## BEGIN Supplied data
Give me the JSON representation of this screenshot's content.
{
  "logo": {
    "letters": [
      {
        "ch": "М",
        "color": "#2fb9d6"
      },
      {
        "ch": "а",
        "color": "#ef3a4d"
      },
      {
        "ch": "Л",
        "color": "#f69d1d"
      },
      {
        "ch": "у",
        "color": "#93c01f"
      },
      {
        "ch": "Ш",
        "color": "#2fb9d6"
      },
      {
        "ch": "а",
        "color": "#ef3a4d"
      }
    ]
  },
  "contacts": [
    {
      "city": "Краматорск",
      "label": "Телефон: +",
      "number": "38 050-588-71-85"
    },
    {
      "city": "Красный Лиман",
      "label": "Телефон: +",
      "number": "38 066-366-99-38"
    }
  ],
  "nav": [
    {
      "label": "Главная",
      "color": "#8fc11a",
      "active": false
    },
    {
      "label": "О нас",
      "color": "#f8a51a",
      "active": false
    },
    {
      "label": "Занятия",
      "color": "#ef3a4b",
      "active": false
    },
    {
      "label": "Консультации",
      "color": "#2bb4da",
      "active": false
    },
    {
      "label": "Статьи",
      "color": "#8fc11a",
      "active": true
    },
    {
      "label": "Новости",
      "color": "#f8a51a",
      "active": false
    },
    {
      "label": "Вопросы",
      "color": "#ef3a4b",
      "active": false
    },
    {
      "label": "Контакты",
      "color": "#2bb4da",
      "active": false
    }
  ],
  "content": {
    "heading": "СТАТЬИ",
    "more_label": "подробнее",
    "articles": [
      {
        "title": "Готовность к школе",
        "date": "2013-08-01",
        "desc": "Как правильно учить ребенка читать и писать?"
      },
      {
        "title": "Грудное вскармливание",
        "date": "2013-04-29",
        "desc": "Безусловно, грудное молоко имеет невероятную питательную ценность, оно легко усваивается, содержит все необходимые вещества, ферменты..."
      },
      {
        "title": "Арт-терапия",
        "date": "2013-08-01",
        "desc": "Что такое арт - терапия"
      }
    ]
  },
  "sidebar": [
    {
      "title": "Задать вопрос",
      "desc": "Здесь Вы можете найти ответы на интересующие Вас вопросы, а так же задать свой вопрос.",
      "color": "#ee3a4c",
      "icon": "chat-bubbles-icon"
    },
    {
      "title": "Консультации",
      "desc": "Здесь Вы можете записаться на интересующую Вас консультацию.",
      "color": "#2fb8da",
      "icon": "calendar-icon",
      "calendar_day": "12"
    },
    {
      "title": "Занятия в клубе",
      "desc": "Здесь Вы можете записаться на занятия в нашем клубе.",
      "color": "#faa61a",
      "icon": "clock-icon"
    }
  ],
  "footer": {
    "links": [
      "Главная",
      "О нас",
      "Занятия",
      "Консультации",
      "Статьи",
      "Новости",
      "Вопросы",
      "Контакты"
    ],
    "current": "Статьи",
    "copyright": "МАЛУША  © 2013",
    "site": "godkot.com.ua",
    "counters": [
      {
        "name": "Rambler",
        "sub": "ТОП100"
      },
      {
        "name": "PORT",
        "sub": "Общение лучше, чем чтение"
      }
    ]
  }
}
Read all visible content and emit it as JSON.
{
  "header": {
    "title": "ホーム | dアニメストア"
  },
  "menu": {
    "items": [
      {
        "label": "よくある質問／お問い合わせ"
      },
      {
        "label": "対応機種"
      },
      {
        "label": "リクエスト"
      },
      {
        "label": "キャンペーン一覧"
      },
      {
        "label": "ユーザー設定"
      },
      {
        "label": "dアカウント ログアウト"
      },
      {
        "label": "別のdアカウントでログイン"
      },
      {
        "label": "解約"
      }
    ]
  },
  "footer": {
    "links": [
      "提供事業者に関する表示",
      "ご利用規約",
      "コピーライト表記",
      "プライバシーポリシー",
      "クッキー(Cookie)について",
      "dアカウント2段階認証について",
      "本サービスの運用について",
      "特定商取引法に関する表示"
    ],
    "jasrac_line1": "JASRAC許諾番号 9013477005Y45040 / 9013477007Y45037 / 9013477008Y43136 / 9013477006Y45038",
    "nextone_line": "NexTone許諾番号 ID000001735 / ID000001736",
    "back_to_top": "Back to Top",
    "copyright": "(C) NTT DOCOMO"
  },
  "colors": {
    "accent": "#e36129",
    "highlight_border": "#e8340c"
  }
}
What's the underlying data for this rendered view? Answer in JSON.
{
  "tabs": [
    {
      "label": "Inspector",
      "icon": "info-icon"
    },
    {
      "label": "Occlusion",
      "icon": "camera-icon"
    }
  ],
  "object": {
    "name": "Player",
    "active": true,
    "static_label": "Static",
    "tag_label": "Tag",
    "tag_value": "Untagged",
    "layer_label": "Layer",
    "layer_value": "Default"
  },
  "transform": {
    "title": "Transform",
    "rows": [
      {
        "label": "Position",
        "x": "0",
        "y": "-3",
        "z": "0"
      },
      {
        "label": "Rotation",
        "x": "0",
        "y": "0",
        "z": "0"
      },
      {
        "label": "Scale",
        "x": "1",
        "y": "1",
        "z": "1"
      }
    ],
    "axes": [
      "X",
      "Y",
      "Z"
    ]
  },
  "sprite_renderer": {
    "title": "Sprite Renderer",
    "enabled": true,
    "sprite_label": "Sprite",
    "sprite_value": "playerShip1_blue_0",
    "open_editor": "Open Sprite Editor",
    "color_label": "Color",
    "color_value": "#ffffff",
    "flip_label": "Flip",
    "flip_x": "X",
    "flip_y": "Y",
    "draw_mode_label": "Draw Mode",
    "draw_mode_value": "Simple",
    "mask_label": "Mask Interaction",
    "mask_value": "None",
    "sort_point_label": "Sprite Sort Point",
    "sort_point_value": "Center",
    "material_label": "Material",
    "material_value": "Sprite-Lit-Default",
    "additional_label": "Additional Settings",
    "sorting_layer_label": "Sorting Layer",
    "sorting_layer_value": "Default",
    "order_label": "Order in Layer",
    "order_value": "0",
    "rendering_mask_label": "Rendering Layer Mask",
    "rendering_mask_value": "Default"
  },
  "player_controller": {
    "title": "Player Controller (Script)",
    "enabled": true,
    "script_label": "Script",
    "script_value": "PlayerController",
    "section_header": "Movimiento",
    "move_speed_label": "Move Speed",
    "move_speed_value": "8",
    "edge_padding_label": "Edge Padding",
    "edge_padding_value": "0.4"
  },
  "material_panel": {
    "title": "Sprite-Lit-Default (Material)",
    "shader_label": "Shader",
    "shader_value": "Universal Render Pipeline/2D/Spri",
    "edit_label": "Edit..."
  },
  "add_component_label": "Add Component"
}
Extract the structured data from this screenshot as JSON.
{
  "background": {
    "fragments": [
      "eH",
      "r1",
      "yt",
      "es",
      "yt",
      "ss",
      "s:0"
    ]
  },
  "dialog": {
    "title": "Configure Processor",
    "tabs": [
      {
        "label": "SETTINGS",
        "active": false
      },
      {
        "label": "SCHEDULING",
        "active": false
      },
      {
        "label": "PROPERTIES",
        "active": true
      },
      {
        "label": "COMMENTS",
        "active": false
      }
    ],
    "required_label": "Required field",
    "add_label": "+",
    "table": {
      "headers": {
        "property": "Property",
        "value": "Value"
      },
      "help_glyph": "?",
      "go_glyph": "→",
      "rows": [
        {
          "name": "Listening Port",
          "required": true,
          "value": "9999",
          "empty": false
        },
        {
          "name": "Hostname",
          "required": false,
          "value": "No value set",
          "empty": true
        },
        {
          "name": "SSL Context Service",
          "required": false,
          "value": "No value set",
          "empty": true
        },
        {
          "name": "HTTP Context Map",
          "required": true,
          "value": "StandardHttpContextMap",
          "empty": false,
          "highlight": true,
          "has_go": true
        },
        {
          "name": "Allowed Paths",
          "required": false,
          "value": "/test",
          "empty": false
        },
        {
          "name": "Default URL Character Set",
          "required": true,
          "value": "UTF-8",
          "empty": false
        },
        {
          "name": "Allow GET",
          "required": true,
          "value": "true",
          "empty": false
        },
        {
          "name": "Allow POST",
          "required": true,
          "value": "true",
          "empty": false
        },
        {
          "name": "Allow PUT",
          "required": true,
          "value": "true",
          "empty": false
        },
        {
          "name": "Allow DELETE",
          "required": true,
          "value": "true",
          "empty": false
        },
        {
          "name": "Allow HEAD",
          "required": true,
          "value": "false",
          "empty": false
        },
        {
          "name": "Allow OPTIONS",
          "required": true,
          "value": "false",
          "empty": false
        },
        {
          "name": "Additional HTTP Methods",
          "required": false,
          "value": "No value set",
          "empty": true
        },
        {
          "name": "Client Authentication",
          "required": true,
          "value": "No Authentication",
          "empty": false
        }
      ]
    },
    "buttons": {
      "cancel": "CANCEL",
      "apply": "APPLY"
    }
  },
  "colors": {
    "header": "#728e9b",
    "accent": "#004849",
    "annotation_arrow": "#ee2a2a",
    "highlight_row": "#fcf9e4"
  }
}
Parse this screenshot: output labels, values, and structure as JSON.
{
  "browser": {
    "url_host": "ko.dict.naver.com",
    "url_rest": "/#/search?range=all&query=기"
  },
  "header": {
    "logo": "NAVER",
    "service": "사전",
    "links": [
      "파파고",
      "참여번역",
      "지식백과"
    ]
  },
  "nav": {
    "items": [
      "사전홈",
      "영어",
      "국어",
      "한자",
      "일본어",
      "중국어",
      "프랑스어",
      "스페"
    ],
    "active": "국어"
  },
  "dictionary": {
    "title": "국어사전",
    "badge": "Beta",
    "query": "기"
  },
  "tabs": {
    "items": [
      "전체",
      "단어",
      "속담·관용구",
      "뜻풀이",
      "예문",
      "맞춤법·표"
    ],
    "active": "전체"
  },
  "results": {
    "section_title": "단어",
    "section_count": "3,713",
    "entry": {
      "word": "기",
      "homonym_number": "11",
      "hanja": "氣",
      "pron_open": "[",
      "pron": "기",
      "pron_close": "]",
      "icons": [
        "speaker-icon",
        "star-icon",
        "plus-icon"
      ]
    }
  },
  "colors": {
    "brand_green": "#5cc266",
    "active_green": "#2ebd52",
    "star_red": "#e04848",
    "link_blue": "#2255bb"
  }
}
## END Supplied data
Exercise directions:
Extract, from the material above, each line holding the word "клубе".

Response to this task:
      "title": "Занятия в клубе",
      "desc": "Здесь Вы можете записаться на занятия в нашем клубе.",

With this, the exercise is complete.